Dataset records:
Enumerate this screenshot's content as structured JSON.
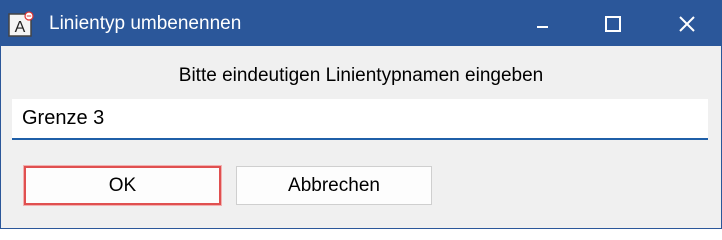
{
  "window": {
    "title": "Linientyp umbenennen",
    "app_icon_letter": "A"
  },
  "dialog": {
    "prompt": "Bitte eindeutigen Linientypnamen eingeben",
    "name_value": "Grenze 3",
    "ok_label": "OK",
    "cancel_label": "Abbrechen"
  },
  "colors": {
    "titlebar": "#2b579a",
    "focus_highlight": "#e05050",
    "input_underline": "#1f5fa8"
  }
}
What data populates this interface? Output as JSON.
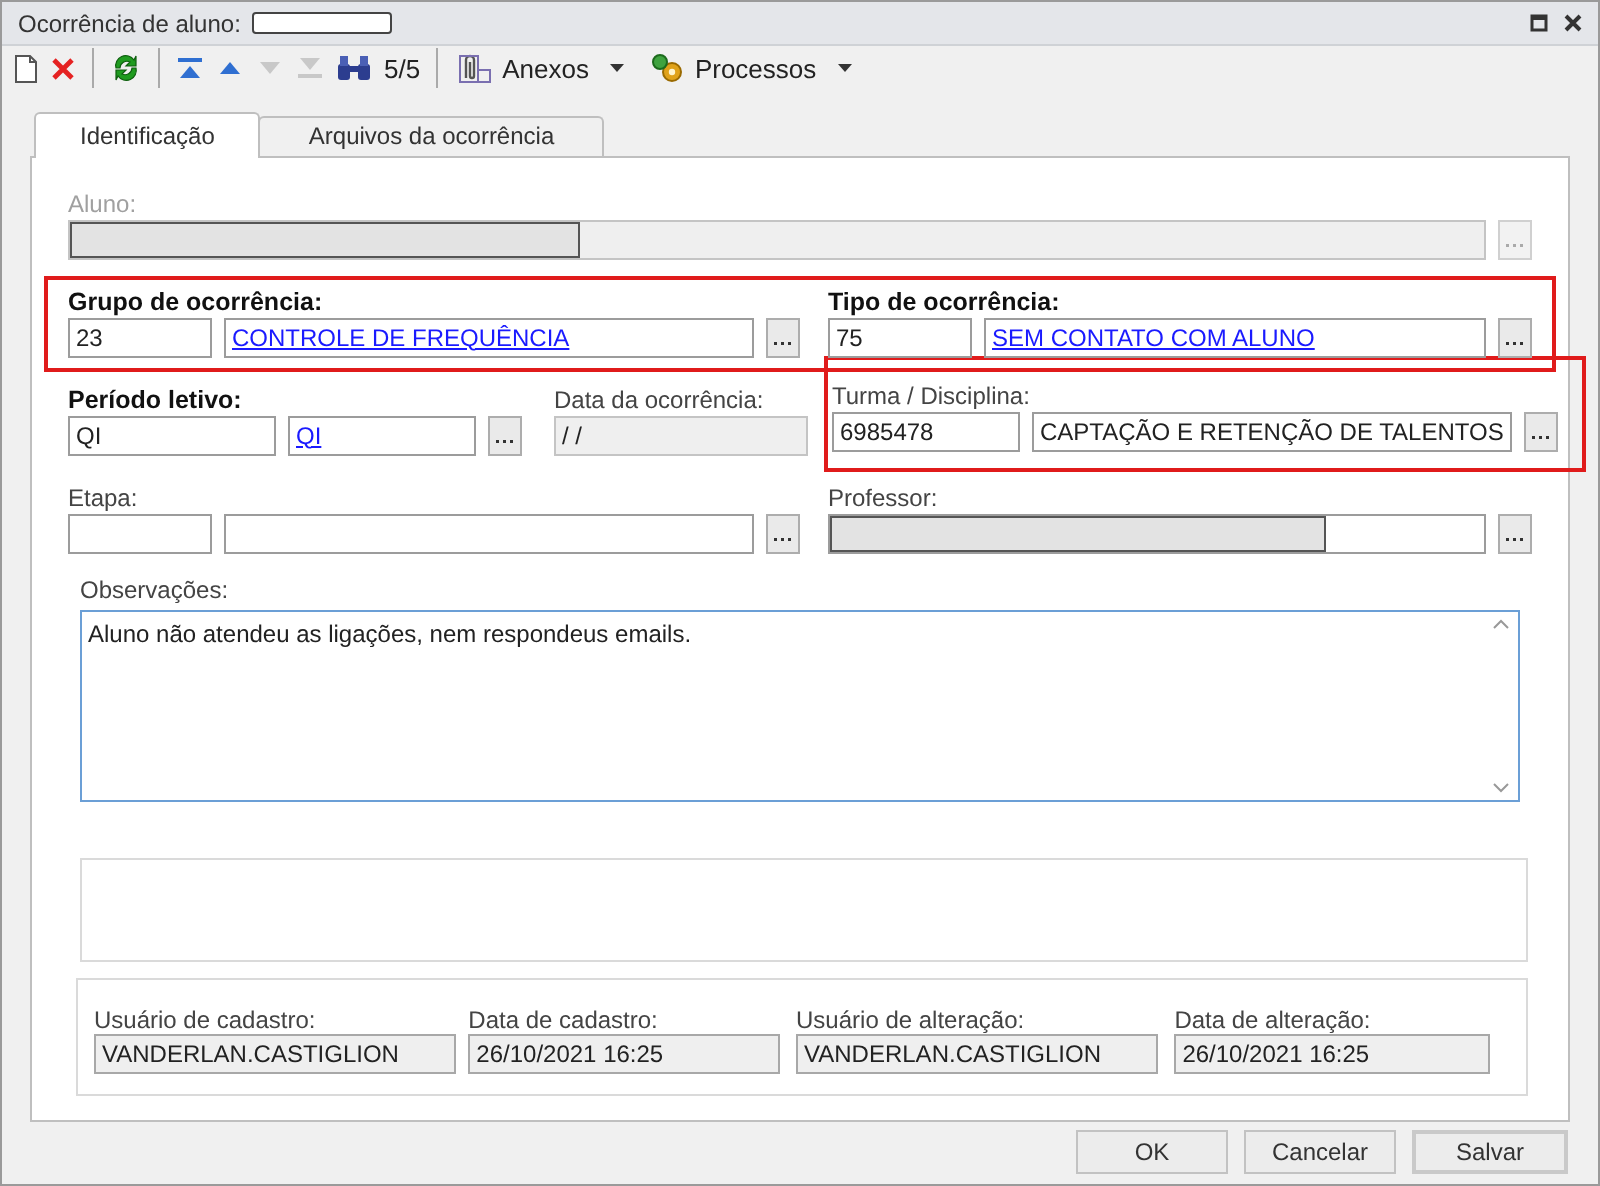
{
  "window": {
    "title": "Ocorrência de aluno:",
    "redacted": true
  },
  "toolbar": {
    "buttons": [
      {
        "kind": "new",
        "disabled": false
      },
      {
        "kind": "delete",
        "disabled": false
      },
      {
        "kind": "refresh",
        "disabled": false
      },
      {
        "kind": "first",
        "disabled": false
      },
      {
        "kind": "prev",
        "disabled": false
      },
      {
        "kind": "next",
        "disabled": true
      },
      {
        "kind": "last",
        "disabled": true
      },
      {
        "kind": "find",
        "disabled": false
      }
    ],
    "counter": "5/5",
    "menus": [
      {
        "kind": "attach",
        "label": "Anexos"
      },
      {
        "kind": "process",
        "label": "Processos"
      }
    ]
  },
  "tabs": [
    {
      "label": "Identificação",
      "selected": true
    },
    {
      "label": "Arquivos da ocorrência",
      "selected": false
    }
  ],
  "rows": [
    {
      "highlighted": false,
      "fields": [
        {
          "kind": "single",
          "label": "Aluno:",
          "disabled": true,
          "redacted": true
        }
      ]
    },
    {
      "highlighted": true,
      "fields": [
        {
          "kind": "lookup",
          "label": "Grupo de ocorrência:",
          "required": true,
          "code": "23",
          "description": "CONTROLE DE FREQUÊNCIA",
          "link": true
        },
        {
          "kind": "lookup",
          "label": "Tipo de ocorrência:",
          "required": true,
          "code": "75",
          "description": "SEM CONTATO COM ALUNO",
          "link": true
        }
      ]
    },
    {
      "highlighted": false,
      "fields": [
        {
          "kind": "lookup",
          "label": "Período letivo:",
          "required": true,
          "code": "QI",
          "description": "QI",
          "link": true
        },
        {
          "kind": "date",
          "label": "Data da ocorrência:",
          "value": " / /",
          "disabled": true
        },
        {
          "kind": "lookup",
          "label": "Turma / Disciplina:",
          "required": false,
          "code": "6985478",
          "description": "CAPTAÇÃO E RETENÇÃO DE TALENTOS",
          "link": false,
          "highlighted": true
        }
      ]
    },
    {
      "highlighted": false,
      "fields": [
        {
          "kind": "lookup",
          "label": "Etapa:",
          "required": false
        },
        {
          "kind": "single",
          "label": "Professor:",
          "disabled": false,
          "redacted": true
        }
      ]
    }
  ],
  "notes": {
    "label": "Observações:",
    "value": "Aluno não atendeu as ligações, nem respondeus emails.",
    "focused": true
  },
  "audit": [
    {
      "label": "Usuário de cadastro:",
      "value": "VANDERLAN.CASTIGLION"
    },
    {
      "label": "Data de cadastro:",
      "value": "26/10/2021 16:25"
    },
    {
      "label": "Usuário de alteração:",
      "value": "VANDERLAN.CASTIGLION"
    },
    {
      "label": "Data de alteração:",
      "value": "26/10/2021 16:25"
    }
  ],
  "buttons": [
    {
      "label": "OK",
      "default": false
    },
    {
      "label": "Cancelar",
      "default": false
    },
    {
      "label": "Salvar",
      "default": true
    }
  ]
}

- _GIVEN INSTRUCTION_:
Set each line of the records down exactly, leaving every picture out.

- _TASK RESPONSE_:
Enumerate this screenshot's content as structured JSON.
{
  "window": {
    "title": "Linientyp umbenennen",
    "app_icon_letter": "A"
  },
  "dialog": {
    "prompt": "Bitte eindeutigen Linientypnamen eingeben",
    "name_value": "Grenze 3",
    "ok_label": "OK",
    "cancel_label": "Abbrechen"
  },
  "colors": {
    "titlebar": "#2b579a",
    "focus_highlight": "#e05050",
    "input_underline": "#1f5fa8"
  }
}
What data populates this interface? Output as JSON.
{
  "window": {
    "title": "Ocorrência de aluno:",
    "redacted": true
  },
  "toolbar": {
    "buttons": [
      {
        "kind": "new",
        "disabled": false
      },
      {
        "kind": "delete",
        "disabled": false
      },
      {
        "kind": "refresh",
        "disabled": false
      },
      {
        "kind": "first",
        "disabled": false
      },
      {
        "kind": "prev",
        "disabled": false
      },
      {
        "kind": "next",
        "disabled": true
      },
      {
        "kind": "last",
        "disabled": true
      },
      {
        "kind": "find",
        "disabled": false
      }
    ],
    "counter": "5/5",
    "menus": [
      {
        "kind": "attach",
        "label": "Anexos"
      },
      {
        "kind": "process",
        "label": "Processos"
      }
    ]
  },
  "tabs": [
    {
      "label": "Identificação",
      "selected": true
    },
    {
      "label": "Arquivos da ocorrência",
      "selected": false
    }
  ],
  "rows": [
    {
      "highlighted": false,
      "fields": [
        {
          "kind": "single",
          "label": "Aluno:",
          "disabled": true,
          "redacted": true
        }
      ]
    },
    {
      "highlighted": true,
      "fields": [
        {
          "kind": "lookup",
          "label": "Grupo de ocorrência:",
          "required": true,
          "code": "23",
          "description": "CONTROLE DE FREQUÊNCIA",
          "link": true
        },
        {
          "kind": "lookup",
          "label": "Tipo de ocorrência:",
          "required": true,
          "code": "75",
          "description": "SEM CONTATO COM ALUNO",
          "link": true
        }
      ]
    },
    {
      "highlighted": false,
      "fields": [
        {
          "kind": "lookup",
          "label": "Período letivo:",
          "required": true,
          "code": "QI",
          "description": "QI",
          "link": true
        },
        {
          "kind": "date",
          "label": "Data da ocorrência:",
          "value": " / /",
          "disabled": true
        },
        {
          "kind": "lookup",
          "label": "Turma / Disciplina:",
          "required": false,
          "code": "6985478",
          "description": "CAPTAÇÃO E RETENÇÃO DE TALENTOS",
          "link": false,
          "highlighted": true
        }
      ]
    },
    {
      "highlighted": false,
      "fields": [
        {
          "kind": "lookup",
          "label": "Etapa:",
          "required": false
        },
        {
          "kind": "single",
          "label": "Professor:",
          "disabled": false,
          "redacted": true
        }
      ]
    }
  ],
  "notes": {
    "label": "Observações:",
    "value": "Aluno não atendeu as ligações, nem respondeus emails.",
    "focused": true
  },
  "audit": [
    {
      "label": "Usuário de cadastro:",
      "value": "VANDERLAN.CASTIGLION"
    },
    {
      "label": "Data de cadastro:",
      "value": "26/10/2021 16:25"
    },
    {
      "label": "Usuário de alteração:",
      "value": "VANDERLAN.CASTIGLION"
    },
    {
      "label": "Data de alteração:",
      "value": "26/10/2021 16:25"
    }
  ],
  "buttons": [
    {
      "label": "OK",
      "default": false
    },
    {
      "label": "Cancelar",
      "default": false
    },
    {
      "label": "Salvar",
      "default": true
    }
  ]
}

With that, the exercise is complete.